(Problem to solve) Write the number of lines holding the word "oligopsony", and nothing else.

════════

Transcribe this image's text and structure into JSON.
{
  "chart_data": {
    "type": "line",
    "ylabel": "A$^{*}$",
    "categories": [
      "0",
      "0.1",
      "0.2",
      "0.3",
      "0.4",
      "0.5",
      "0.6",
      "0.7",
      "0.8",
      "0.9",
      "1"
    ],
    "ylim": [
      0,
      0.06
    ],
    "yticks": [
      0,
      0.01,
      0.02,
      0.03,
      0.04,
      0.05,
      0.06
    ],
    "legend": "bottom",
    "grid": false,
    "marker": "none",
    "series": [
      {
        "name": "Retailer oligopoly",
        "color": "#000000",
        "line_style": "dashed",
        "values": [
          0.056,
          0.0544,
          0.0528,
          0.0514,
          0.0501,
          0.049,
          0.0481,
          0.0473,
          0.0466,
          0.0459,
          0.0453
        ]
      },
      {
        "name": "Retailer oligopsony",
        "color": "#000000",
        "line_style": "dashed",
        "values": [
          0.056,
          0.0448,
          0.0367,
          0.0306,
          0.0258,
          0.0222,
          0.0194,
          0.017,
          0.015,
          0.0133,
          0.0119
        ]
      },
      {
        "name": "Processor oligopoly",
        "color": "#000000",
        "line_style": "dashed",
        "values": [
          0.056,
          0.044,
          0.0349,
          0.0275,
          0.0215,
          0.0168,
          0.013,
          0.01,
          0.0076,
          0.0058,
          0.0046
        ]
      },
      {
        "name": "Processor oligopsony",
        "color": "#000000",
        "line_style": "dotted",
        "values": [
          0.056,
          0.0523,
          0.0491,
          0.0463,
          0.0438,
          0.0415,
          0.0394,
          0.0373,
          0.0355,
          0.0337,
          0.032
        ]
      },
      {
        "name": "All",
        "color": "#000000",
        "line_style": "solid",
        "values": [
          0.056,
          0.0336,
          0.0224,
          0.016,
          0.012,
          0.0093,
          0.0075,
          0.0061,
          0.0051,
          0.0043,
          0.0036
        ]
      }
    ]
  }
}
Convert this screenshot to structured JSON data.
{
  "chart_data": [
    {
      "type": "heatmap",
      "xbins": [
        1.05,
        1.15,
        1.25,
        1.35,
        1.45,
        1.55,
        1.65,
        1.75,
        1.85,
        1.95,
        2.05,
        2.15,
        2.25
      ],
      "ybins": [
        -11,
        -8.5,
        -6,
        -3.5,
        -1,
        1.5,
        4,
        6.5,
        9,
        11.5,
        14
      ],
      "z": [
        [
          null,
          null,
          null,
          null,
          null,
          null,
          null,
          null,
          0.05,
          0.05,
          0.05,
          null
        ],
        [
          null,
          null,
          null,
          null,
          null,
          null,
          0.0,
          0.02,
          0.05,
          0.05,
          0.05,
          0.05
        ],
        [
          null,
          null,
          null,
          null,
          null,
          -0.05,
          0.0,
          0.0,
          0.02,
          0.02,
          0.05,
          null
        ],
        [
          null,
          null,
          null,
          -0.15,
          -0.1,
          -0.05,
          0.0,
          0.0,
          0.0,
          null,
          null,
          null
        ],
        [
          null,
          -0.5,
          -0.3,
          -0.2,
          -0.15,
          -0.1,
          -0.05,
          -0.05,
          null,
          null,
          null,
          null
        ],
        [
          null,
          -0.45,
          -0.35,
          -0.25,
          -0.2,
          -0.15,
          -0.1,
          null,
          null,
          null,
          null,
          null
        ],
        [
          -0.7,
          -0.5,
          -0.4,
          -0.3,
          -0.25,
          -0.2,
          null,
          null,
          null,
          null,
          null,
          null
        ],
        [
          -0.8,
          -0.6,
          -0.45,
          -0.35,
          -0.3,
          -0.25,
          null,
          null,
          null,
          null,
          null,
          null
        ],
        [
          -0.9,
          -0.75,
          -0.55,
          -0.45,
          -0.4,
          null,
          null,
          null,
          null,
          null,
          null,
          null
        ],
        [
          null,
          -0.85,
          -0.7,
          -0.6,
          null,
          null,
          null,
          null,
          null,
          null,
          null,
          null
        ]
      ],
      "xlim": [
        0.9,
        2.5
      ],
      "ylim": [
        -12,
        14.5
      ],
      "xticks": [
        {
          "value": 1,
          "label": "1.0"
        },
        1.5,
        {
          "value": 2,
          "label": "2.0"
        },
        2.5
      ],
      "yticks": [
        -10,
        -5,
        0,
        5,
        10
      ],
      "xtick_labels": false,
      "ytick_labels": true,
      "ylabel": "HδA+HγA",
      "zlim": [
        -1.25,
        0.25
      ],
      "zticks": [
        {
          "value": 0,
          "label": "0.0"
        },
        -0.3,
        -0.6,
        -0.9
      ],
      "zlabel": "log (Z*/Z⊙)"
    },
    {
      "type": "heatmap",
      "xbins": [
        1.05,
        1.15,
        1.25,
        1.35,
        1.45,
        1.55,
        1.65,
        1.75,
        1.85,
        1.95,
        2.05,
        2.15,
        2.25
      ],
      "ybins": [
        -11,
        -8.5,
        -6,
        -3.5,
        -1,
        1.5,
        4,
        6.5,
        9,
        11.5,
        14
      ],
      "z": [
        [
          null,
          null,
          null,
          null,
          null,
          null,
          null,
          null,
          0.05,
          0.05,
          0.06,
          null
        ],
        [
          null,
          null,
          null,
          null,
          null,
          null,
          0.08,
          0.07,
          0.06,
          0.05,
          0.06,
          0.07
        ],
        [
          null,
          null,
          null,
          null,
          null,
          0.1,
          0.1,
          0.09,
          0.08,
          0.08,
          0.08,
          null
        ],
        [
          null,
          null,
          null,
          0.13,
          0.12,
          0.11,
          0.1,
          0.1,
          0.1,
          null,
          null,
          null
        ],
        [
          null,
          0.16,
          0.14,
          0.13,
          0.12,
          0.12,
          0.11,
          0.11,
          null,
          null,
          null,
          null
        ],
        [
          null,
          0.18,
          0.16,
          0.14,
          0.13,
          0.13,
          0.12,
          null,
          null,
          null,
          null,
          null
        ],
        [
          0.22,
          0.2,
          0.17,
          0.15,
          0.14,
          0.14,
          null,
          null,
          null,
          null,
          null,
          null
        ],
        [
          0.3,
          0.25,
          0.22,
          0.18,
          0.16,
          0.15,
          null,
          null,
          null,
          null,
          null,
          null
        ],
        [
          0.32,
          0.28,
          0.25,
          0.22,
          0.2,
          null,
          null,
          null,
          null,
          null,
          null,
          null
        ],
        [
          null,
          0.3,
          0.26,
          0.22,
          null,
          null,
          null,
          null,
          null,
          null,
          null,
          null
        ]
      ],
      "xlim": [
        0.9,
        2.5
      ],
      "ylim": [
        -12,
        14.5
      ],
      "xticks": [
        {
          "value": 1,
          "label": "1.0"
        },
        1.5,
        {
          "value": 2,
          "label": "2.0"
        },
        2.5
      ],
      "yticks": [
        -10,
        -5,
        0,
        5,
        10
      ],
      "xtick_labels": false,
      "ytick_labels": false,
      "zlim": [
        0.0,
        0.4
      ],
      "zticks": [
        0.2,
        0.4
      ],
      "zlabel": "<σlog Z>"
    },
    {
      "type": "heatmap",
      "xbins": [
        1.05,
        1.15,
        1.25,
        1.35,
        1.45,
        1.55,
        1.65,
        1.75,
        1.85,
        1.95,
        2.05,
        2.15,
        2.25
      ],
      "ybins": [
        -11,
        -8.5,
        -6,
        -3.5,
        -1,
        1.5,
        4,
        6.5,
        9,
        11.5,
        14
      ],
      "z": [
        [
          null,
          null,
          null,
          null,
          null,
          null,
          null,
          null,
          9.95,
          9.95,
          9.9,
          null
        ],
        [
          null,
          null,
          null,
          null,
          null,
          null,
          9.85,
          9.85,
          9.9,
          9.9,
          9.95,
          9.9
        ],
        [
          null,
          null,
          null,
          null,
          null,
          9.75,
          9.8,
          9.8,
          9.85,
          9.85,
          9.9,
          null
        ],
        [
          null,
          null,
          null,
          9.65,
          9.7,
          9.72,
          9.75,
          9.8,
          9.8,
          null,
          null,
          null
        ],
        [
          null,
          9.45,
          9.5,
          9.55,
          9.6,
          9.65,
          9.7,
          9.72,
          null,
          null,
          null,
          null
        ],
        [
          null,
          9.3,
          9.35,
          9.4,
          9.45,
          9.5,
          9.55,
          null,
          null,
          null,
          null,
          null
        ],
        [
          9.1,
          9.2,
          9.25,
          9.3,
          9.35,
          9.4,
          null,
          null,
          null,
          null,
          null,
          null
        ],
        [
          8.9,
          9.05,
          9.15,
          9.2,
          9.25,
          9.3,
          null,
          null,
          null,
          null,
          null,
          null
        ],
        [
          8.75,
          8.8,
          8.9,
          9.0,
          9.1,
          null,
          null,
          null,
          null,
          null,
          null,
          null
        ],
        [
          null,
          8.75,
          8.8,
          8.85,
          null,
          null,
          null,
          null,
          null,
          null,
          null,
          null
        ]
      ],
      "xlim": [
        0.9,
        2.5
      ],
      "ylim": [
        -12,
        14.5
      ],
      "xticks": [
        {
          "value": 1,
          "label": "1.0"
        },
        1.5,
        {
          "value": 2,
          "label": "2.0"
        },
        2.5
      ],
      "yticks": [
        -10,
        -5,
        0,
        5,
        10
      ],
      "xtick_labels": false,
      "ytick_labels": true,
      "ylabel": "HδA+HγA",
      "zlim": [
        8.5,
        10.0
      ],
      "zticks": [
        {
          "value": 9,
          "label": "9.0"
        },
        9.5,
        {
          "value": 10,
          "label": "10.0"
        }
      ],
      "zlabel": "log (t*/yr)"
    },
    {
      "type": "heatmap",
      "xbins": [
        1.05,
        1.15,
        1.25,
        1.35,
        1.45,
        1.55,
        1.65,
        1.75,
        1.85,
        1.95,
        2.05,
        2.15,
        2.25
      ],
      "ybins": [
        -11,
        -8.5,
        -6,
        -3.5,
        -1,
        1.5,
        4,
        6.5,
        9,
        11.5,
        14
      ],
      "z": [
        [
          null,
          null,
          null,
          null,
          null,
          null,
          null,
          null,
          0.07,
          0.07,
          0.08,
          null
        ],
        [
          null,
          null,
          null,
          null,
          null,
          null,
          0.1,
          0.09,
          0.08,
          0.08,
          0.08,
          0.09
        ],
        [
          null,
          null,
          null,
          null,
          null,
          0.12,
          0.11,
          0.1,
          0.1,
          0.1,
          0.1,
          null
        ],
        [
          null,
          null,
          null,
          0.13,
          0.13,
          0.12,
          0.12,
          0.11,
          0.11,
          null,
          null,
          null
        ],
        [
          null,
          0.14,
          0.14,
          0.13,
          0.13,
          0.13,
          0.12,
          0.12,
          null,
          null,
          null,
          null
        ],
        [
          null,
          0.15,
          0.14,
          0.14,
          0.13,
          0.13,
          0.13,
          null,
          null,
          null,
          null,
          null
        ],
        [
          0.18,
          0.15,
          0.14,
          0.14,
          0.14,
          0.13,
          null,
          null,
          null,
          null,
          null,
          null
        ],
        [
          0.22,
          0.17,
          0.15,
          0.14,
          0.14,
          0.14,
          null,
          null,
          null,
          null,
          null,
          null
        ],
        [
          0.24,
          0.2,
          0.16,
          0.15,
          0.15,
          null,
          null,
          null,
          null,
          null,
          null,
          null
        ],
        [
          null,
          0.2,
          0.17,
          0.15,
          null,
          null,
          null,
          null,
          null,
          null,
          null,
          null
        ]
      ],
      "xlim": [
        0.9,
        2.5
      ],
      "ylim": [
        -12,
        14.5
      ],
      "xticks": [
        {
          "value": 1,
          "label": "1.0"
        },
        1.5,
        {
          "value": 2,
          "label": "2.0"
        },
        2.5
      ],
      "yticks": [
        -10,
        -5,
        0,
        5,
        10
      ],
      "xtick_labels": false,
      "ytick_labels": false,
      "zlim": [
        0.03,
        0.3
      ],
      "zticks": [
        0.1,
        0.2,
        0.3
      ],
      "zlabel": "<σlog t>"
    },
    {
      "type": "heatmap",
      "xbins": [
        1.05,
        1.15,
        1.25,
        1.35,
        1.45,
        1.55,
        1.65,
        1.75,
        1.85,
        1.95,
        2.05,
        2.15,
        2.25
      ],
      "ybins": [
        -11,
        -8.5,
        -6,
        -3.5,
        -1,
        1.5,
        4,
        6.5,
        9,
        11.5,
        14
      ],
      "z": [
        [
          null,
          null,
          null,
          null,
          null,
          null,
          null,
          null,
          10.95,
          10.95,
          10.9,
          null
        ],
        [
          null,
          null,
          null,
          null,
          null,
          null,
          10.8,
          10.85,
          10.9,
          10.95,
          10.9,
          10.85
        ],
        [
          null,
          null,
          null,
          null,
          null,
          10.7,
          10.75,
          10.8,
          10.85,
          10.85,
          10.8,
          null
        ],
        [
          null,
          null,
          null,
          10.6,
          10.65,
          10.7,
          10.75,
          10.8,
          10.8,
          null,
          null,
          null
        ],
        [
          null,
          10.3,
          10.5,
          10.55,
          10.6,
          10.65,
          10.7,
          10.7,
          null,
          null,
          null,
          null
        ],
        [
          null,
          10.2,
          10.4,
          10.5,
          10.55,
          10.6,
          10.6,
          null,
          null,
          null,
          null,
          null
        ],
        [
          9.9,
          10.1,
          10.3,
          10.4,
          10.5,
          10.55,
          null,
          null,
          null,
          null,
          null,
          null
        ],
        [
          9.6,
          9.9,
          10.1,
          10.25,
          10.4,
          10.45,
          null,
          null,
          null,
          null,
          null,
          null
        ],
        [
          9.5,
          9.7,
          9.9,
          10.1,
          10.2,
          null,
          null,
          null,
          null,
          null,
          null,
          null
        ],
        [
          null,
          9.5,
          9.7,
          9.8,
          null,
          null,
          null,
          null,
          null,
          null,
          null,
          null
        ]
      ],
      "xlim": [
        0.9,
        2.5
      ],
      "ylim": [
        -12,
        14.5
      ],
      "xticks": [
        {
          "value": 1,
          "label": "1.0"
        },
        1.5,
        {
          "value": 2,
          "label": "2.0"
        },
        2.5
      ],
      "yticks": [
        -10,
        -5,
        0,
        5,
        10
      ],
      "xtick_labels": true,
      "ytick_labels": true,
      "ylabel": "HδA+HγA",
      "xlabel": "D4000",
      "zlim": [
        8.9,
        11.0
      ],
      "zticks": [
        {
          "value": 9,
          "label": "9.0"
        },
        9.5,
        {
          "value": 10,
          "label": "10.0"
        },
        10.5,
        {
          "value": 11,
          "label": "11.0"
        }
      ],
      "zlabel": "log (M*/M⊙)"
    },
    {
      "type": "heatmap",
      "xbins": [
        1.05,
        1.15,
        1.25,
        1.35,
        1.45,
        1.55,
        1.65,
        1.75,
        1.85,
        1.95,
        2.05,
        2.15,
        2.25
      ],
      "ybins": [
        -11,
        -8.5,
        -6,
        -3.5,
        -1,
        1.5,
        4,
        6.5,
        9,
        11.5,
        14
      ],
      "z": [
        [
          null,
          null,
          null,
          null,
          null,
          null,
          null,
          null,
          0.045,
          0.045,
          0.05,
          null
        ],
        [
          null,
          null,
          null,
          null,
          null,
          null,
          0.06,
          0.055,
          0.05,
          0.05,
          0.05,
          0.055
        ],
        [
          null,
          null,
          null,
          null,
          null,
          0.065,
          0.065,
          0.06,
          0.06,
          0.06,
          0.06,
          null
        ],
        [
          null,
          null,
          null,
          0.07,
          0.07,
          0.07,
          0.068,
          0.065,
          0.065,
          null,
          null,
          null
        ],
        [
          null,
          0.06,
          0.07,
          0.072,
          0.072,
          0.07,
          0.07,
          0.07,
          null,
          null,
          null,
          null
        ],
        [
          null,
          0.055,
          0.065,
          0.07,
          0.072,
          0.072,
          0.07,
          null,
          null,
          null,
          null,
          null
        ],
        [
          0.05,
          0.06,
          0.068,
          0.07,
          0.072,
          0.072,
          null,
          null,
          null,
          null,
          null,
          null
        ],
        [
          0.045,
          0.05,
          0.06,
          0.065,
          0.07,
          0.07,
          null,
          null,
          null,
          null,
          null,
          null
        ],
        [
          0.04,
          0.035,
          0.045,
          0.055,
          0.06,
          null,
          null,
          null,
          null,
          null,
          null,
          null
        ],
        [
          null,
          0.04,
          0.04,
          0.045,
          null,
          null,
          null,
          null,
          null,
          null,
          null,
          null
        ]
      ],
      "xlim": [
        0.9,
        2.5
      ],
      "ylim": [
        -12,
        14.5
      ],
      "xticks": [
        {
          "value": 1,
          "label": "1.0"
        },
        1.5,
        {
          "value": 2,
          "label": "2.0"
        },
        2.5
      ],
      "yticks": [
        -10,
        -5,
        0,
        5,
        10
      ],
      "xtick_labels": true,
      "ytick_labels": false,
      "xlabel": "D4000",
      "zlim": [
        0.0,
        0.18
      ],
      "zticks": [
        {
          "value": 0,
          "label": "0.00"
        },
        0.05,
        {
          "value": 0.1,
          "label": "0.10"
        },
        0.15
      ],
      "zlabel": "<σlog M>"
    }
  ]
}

════════

(Response to this exercise) 2